[Source]:
# Upholstery sites?



## Estate (Aug 1, 2000)

Looking for a site that would be able to provide me with samples of (or very close to) original GTI seat upholstery?
Anyone know?


----------



## [email protected] (Apr 23, 2001)

*Re: Upholstery sites? (4Rings)*

That's going to be a tough find! If someone actually makes something close, you should buy a bolt of it. Believe it or not, your best bet may be a supplier of furniture upholstery, rather than automotive upholstery.
This site had a number of links for auto upholstery: http://www.interiorsbyshannon.com/leather.htm 
Good luck,
Bryan


----------



## Estate (Aug 1, 2000)

*Re: Upholstery sites? (Bryan J)*

Thanks Bryan, I was hoping you'd chime in. I did a quick and dirty internet search but came up with very little in terms of samples to look at.


----------



## VW TANK (Jan 26, 2002)

*Re: Upholstery sites? (4Rings)*

i went to a local guy to look at samples....he did not have the _exact_ upholstery, but you cannot tell by looking at it. it looks exactly the same. you should just find a local shop to stop in at and look at samples


----------



## Estate (Aug 1, 2000)

*Re: Upholstery sites? (VW TANK)*

I'll do that. Thanks.


----------

[Job a]:
Quote the listing from its first line through the line that contains "profile-username: 专注的魏玉晶1 (272, 297, 583, 351)", both ends included.
The listing that comes next is separate material with no connection to the upholstery thread.

[Records taken from a collection]:
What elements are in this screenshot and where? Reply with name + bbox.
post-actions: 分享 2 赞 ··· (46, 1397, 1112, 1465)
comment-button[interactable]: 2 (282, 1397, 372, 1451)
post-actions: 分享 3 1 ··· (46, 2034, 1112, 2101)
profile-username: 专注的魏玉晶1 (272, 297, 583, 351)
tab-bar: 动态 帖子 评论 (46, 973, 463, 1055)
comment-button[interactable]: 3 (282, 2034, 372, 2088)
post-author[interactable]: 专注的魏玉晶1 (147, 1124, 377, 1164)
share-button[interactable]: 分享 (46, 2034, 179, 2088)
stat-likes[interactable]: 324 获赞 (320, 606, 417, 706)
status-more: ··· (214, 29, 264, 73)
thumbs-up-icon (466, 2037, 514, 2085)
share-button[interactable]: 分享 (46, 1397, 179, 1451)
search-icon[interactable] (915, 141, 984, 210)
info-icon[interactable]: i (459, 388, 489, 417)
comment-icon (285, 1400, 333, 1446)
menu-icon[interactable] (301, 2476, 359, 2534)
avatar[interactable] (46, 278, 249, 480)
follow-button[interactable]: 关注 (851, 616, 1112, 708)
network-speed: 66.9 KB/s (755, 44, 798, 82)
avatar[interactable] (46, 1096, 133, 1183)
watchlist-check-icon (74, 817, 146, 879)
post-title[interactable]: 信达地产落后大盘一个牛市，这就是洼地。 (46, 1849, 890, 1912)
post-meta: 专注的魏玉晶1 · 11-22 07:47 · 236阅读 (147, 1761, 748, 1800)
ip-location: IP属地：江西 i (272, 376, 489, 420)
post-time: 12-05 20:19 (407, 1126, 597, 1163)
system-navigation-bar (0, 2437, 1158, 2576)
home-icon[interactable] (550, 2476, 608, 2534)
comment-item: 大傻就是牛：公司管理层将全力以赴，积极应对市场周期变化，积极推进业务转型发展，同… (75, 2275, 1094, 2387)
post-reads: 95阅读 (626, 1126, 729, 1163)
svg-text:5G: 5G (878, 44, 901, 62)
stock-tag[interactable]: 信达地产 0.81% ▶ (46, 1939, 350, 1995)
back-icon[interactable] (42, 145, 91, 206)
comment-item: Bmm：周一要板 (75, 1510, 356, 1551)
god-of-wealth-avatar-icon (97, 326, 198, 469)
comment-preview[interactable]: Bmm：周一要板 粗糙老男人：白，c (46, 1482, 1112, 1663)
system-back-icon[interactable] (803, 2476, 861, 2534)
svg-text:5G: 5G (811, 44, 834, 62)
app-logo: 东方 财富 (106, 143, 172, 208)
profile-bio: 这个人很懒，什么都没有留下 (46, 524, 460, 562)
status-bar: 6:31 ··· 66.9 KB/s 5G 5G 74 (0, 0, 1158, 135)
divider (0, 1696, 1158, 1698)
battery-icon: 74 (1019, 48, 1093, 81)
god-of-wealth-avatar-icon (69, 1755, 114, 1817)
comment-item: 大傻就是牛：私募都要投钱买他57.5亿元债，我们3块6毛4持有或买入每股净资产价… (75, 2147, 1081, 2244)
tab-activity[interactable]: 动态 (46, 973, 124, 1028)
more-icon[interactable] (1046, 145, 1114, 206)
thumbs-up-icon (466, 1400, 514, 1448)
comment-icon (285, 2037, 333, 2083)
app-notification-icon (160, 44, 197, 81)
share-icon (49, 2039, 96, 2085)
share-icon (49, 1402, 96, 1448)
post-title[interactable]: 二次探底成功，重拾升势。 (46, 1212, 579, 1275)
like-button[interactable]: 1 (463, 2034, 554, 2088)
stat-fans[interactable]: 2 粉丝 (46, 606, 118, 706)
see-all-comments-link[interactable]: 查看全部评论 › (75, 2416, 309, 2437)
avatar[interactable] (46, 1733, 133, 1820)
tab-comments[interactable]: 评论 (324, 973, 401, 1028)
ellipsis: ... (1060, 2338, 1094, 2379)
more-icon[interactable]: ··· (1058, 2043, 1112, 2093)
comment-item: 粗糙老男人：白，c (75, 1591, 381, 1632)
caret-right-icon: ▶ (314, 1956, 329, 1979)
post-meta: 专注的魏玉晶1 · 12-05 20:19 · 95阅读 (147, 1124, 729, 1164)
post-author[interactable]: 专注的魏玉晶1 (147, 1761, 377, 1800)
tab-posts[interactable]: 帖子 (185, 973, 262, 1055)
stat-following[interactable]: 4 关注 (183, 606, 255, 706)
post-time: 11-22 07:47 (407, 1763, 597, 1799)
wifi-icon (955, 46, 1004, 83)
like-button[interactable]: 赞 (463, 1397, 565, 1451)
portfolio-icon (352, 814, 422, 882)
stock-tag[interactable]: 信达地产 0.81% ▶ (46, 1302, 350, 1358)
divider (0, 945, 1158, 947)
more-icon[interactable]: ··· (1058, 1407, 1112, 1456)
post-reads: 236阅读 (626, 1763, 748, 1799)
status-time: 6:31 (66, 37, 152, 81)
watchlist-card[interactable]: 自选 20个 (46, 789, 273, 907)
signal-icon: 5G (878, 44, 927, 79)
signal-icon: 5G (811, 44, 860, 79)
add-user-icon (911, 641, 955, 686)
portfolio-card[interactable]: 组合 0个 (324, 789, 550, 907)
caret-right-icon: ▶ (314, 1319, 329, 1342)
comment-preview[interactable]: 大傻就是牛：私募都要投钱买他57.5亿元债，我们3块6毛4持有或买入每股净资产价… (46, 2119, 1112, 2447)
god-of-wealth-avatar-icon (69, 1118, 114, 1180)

[Job b]:
In the upholstery thread, why does VW TANK suggest stopping in at a local shop to look at samples?

[Written reply a]:
What elements are in this screenshot and where? Reply with name + bbox.
post-actions: 分享 2 赞 ··· (46, 1397, 1112, 1465)
comment-button[interactable]: 2 (282, 1397, 372, 1451)
post-actions: 分享 3 1 ··· (46, 2034, 1112, 2101)
profile-username: 专注的魏玉晶1 (272, 297, 583, 351)

[Written reply b]:
VW TANK had gone to a local upholsterer to look at samples. That upholsterer did not have the exact upholstery, but the material could not be told apart by looking at it and appeared exactly the same.